• Task details
Restate, word for word, every line of the data.

• Data rows
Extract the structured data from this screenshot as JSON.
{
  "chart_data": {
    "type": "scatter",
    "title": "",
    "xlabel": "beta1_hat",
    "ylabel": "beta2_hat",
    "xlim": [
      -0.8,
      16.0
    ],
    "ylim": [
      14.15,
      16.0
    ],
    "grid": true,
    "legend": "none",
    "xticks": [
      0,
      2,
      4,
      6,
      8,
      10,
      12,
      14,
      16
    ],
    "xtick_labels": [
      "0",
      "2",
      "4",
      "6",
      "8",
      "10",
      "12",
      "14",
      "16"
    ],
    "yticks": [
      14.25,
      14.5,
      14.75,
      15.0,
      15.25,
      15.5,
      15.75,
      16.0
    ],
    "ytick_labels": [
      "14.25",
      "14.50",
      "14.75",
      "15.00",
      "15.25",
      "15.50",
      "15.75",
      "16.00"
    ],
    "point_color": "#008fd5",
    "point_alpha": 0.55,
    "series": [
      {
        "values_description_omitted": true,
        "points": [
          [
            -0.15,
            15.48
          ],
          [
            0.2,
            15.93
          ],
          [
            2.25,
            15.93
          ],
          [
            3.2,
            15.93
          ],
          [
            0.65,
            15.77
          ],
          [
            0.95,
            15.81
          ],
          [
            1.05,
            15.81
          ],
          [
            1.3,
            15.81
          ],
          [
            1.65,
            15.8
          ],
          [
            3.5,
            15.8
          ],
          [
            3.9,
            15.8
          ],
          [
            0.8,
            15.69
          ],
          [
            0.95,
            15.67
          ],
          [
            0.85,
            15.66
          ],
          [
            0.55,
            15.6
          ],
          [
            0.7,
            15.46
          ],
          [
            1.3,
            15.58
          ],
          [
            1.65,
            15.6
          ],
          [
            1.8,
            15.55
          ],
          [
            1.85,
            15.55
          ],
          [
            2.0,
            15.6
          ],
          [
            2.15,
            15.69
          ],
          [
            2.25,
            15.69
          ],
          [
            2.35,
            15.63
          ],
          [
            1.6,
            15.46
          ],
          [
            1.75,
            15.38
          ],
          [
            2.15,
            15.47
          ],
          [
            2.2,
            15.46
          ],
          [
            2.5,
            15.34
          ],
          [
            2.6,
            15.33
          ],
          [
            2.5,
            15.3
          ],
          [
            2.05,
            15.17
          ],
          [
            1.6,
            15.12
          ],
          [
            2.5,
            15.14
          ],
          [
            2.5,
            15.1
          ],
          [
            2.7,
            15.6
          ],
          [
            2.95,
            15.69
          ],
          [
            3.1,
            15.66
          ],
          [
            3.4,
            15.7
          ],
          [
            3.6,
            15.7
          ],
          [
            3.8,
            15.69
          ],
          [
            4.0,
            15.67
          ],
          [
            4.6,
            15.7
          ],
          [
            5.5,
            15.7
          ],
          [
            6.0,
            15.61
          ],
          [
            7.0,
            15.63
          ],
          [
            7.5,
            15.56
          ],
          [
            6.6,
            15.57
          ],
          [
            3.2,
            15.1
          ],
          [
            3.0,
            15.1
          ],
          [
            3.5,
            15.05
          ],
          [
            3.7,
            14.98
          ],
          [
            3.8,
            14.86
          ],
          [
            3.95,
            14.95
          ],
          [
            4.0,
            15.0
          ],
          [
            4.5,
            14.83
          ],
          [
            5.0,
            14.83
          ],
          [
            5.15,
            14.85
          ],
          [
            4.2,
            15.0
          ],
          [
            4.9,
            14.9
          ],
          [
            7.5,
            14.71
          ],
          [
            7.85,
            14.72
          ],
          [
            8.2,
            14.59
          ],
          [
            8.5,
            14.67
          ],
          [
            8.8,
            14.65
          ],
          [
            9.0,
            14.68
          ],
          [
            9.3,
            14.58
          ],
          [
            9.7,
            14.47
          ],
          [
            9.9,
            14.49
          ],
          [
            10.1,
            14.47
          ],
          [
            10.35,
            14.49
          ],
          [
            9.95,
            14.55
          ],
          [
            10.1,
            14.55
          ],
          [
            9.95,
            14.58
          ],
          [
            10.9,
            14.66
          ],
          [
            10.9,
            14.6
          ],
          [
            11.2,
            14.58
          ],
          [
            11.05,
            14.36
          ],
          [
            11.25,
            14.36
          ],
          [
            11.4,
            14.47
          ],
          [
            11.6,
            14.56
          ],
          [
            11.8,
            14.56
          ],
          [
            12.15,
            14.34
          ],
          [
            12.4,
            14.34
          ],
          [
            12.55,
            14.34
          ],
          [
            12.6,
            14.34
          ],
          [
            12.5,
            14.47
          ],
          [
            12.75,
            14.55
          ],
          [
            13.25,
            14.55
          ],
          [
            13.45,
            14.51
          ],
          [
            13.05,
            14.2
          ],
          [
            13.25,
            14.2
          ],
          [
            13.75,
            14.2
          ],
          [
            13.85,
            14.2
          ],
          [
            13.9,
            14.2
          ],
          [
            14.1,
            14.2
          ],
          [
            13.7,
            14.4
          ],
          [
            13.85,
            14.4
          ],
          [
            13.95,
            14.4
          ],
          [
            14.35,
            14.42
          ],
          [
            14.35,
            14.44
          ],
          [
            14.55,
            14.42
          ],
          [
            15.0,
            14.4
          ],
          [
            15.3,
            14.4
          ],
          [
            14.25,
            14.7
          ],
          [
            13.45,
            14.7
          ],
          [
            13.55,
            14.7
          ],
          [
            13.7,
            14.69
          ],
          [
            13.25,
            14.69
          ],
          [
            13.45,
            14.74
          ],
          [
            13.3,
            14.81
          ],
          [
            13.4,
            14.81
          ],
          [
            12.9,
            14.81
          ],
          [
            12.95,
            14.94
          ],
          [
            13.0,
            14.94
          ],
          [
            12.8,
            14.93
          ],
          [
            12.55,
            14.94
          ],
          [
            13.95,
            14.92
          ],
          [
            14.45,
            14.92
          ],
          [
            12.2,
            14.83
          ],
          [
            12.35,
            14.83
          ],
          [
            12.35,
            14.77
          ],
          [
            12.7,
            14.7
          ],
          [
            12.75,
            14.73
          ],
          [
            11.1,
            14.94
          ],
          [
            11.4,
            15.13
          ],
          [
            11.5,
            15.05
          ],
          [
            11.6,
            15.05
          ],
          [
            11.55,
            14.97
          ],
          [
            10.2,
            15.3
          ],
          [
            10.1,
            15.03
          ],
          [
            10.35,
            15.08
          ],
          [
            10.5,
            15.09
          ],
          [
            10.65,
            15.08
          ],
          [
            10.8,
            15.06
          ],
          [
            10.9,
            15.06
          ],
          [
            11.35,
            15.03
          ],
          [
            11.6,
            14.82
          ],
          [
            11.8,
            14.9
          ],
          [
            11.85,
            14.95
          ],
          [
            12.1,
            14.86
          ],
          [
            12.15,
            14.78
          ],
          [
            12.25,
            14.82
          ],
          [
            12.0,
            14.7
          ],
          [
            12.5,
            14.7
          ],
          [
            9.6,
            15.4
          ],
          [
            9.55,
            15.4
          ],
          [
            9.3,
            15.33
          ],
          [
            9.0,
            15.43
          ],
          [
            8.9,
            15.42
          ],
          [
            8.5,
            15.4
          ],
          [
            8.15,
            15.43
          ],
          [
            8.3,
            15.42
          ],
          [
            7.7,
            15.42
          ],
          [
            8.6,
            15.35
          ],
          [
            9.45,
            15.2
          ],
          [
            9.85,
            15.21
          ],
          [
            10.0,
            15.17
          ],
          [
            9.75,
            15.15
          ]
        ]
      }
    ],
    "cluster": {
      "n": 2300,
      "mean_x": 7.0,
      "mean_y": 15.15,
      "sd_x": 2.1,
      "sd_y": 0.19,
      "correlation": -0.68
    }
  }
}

• Result of the task
Extract the structured data from this screenshot as JSON.
{
  "chart_data": {
    "type": "scatter",
    "title": "",
    "xlabel": "beta1_hat",
    "ylabel": "beta2_hat",
    "xlim": [
      -0.8,
      16.0
    ],
    "ylim": [
      14.15,
      16.0
    ],
    "grid": true,
    "legend": "none",
    "xticks": [
      0,
      2,
      4,
      6,
      8,
      10,
      12,
      14,
      16
    ],
    "xtick_labels": [
      "0",
      "2",
      "4",
      "6",
      "8",
      "10",
      "12",
      "14",
      "16"
    ],
    "yticks": [
      14.25,
      14.5,
      14.75,
      15.0,
      15.25,
      15.5,
      15.75,
      16.0
    ],
    "ytick_labels": [
      "14.25",
      "14.50",
      "14.75",
      "15.00",
      "15.25",
      "15.50",
      "15.75",
      "16.00"
    ],
    "point_color": "#008fd5",
    "point_alpha": 0.55,
    "series": [
      {
        "values_description_omitted": true,
        "points": [
          [
            -0.15,
            15.48
          ],
          [
            0.2,
            15.93
          ],
          [
            2.25,
            15.93
          ],
          [
            3.2,
            15.93
          ],
          [
            0.65,
            15.77
          ],
          [
            0.95,
            15.81
          ],
          [
            1.05,
            15.81
          ],
          [
            1.3,
            15.81
          ],
          [
            1.65,
            15.8
          ],
          [
            3.5,
            15.8
          ],
          [
            3.9,
            15.8
          ],
          [
            0.8,
            15.69
          ],
          [
            0.95,
            15.67
          ],
          [
            0.85,
            15.66
          ],
          [
            0.55,
            15.6
          ],
          [
            0.7,
            15.46
          ],
          [
            1.3,
            15.58
          ],
          [
            1.65,
            15.6
          ],
          [
            1.8,
            15.55
          ],
          [
            1.85,
            15.55
          ],
          [
            2.0,
            15.6
          ],
          [
            2.15,
            15.69
          ],
          [
            2.25,
            15.69
          ],
          [
            2.35,
            15.63
          ],
          [
            1.6,
            15.46
          ],
          [
            1.75,
            15.38
          ],
          [
            2.15,
            15.47
          ],
          [
            2.2,
            15.46
          ],
          [
            2.5,
            15.34
          ],
          [
            2.6,
            15.33
          ],
          [
            2.5,
            15.3
          ],
          [
            2.05,
            15.17
          ],
          [
            1.6,
            15.12
          ],
          [
            2.5,
            15.14
          ],
          [
            2.5,
            15.1
          ],
          [
            2.7,
            15.6
          ],
          [
            2.95,
            15.69
          ],
          [
            3.1,
            15.66
          ],
          [
            3.4,
            15.7
          ],
          [
            3.6,
            15.7
          ],
          [
            3.8,
            15.69
          ],
          [
            4.0,
            15.67
          ],
          [
            4.6,
            15.7
          ],
          [
            5.5,
            15.7
          ],
          [
            6.0,
            15.61
          ],
          [
            7.0,
            15.63
          ],
          [
            7.5,
            15.56
          ],
          [
            6.6,
            15.57
          ],
          [
            3.2,
            15.1
          ],
          [
            3.0,
            15.1
          ],
          [
            3.5,
            15.05
          ],
          [
            3.7,
            14.98
          ],
          [
            3.8,
            14.86
          ],
          [
            3.95,
            14.95
          ],
          [
            4.0,
            15.0
          ],
          [
            4.5,
            14.83
          ],
          [
            5.0,
            14.83
          ],
          [
            5.15,
            14.85
          ],
          [
            4.2,
            15.0
          ],
          [
            4.9,
            14.9
          ],
          [
            7.5,
            14.71
          ],
          [
            7.85,
            14.72
          ],
          [
            8.2,
            14.59
          ],
          [
            8.5,
            14.67
          ],
          [
            8.8,
            14.65
          ],
          [
            9.0,
            14.68
          ],
          [
            9.3,
            14.58
          ],
          [
            9.7,
            14.47
          ],
          [
            9.9,
            14.49
          ],
          [
            10.1,
            14.47
          ],
          [
            10.35,
            14.49
          ],
          [
            9.95,
            14.55
          ],
          [
            10.1,
            14.55
          ],
          [
            9.95,
            14.58
          ],
          [
            10.9,
            14.66
          ],
          [
            10.9,
            14.6
          ],
          [
            11.2,
            14.58
          ],
          [
            11.05,
            14.36
          ],
          [
            11.25,
            14.36
          ],
          [
            11.4,
            14.47
          ],
          [
            11.6,
            14.56
          ],
          [
            11.8,
            14.56
          ],
          [
            12.15,
            14.34
          ],
          [
            12.4,
            14.34
          ],
          [
            12.55,
            14.34
          ],
          [
            12.6,
            14.34
          ],
          [
            12.5,
            14.47
          ],
          [
            12.75,
            14.55
          ],
          [
            13.25,
            14.55
          ],
          [
            13.45,
            14.51
          ],
          [
            13.05,
            14.2
          ],
          [
            13.25,
            14.2
          ],
          [
            13.75,
            14.2
          ],
          [
            13.85,
            14.2
          ],
          [
            13.9,
            14.2
          ],
          [
            14.1,
            14.2
          ],
          [
            13.7,
            14.4
          ],
          [
            13.85,
            14.4
          ],
          [
            13.95,
            14.4
          ],
          [
            14.35,
            14.42
          ],
          [
            14.35,
            14.44
          ],
          [
            14.55,
            14.42
          ],
          [
            15.0,
            14.4
          ],
          [
            15.3,
            14.4
          ],
          [
            14.25,
            14.7
          ],
          [
            13.45,
            14.7
          ],
          [
            13.55,
            14.7
          ],
          [
            13.7,
            14.69
          ],
          [
            13.25,
            14.69
          ],
          [
            13.45,
            14.74
          ],
          [
            13.3,
            14.81
          ],
          [
            13.4,
            14.81
          ],
          [
            12.9,
            14.81
          ],
          [
            12.95,
            14.94
          ],
          [
            13.0,
            14.94
          ],
          [
            12.8,
            14.93
          ],
          [
            12.55,
            14.94
          ],
          [
            13.95,
            14.92
          ],
          [
            14.45,
            14.92
          ],
          [
            12.2,
            14.83
          ],
          [
            12.35,
            14.83
          ],
          [
            12.35,
            14.77
          ],
          [
            12.7,
            14.7
          ],
          [
            12.75,
            14.73
          ],
          [
            11.1,
            14.94
          ],
          [
            11.4,
            15.13
          ],
          [
            11.5,
            15.05
          ],
          [
            11.6,
            15.05
          ],
          [
            11.55,
            14.97
          ],
          [
            10.2,
            15.3
          ],
          [
            10.1,
            15.03
          ],
          [
            10.35,
            15.08
          ],
          [
            10.5,
            15.09
          ],
          [
            10.65,
            15.08
          ],
          [
            10.8,
            15.06
          ],
          [
            10.9,
            15.06
          ],
          [
            11.35,
            15.03
          ],
          [
            11.6,
            14.82
          ],
          [
            11.8,
            14.9
          ],
          [
            11.85,
            14.95
          ],
          [
            12.1,
            14.86
          ],
          [
            12.15,
            14.78
          ],
          [
            12.25,
            14.82
          ],
          [
            12.0,
            14.7
          ],
          [
            12.5,
            14.7
          ],
          [
            9.6,
            15.4
          ],
          [
            9.55,
            15.4
          ],
          [
            9.3,
            15.33
          ],
          [
            9.0,
            15.43
          ],
          [
            8.9,
            15.42
          ],
          [
            8.5,
            15.4
          ],
          [
            8.15,
            15.43
          ],
          [
            8.3,
            15.42
          ],
          [
            7.7,
            15.42
          ],
          [
            8.6,
            15.35
          ],
          [
            9.45,
            15.2
          ],
          [
            9.85,
            15.21
          ],
          [
            10.0,
            15.17
          ],
          [
            9.75,
            15.15
          ]
        ]
      }
    ],
    "cluster": {
      "n": 2300,
      "mean_x": 7.0,
      "mean_y": 15.15,
      "sd_x": 2.1,
      "sd_y": 0.19,
      "correlation": -0.68
    }
  }
}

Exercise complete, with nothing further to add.